◆ TASK DETAILS ◆
Pick out every row below that contains the string "thật" and copy each one in full. Case counts.

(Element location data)

- - -

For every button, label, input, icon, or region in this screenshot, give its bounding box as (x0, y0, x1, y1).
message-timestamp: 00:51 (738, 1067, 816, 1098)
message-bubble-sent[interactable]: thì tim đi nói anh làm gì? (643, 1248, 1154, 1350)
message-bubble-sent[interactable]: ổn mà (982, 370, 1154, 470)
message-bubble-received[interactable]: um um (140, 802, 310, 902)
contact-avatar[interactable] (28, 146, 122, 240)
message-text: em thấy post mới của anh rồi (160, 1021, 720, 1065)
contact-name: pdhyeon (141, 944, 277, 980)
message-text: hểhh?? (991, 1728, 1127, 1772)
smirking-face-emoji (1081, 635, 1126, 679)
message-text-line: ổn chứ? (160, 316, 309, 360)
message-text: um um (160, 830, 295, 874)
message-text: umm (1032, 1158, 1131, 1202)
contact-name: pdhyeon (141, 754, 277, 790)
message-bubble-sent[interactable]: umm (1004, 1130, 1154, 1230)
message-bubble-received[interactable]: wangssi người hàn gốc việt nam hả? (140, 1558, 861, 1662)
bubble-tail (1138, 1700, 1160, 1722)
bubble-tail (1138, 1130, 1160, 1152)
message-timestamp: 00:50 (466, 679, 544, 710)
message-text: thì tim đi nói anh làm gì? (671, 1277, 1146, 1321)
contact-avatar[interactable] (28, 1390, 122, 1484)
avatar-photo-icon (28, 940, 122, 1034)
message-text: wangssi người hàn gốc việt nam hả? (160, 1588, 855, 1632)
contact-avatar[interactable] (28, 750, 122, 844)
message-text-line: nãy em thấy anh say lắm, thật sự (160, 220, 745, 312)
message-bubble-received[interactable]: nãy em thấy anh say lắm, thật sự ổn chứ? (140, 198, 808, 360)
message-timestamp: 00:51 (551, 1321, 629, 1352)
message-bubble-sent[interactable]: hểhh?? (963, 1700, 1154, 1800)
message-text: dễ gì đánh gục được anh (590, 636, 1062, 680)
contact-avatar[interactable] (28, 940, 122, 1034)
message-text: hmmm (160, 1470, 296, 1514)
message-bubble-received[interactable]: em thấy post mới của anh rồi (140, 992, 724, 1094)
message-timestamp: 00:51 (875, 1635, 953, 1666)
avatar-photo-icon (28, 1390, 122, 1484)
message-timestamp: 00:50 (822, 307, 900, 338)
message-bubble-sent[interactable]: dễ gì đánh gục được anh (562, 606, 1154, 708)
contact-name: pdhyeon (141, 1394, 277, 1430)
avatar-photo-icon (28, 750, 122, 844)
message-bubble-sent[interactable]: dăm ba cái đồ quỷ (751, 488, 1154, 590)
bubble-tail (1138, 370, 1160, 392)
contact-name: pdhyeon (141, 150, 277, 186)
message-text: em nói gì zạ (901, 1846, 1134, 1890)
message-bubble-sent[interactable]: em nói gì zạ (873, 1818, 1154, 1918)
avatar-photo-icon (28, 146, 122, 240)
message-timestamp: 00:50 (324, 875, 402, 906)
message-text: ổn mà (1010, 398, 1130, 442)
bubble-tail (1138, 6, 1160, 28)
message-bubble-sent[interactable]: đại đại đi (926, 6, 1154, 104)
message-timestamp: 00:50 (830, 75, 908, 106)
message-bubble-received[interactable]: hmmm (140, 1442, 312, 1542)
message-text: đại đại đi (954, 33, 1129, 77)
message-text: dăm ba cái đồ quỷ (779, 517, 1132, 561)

- - -

◆ TASK RESULT ◆
message-text-line: nãy em thấy anh say lắm, thật sự (160, 220, 745, 312)
message-bubble-received[interactable]: nãy em thấy anh say lắm, thật sự ổn chứ? (140, 198, 808, 360)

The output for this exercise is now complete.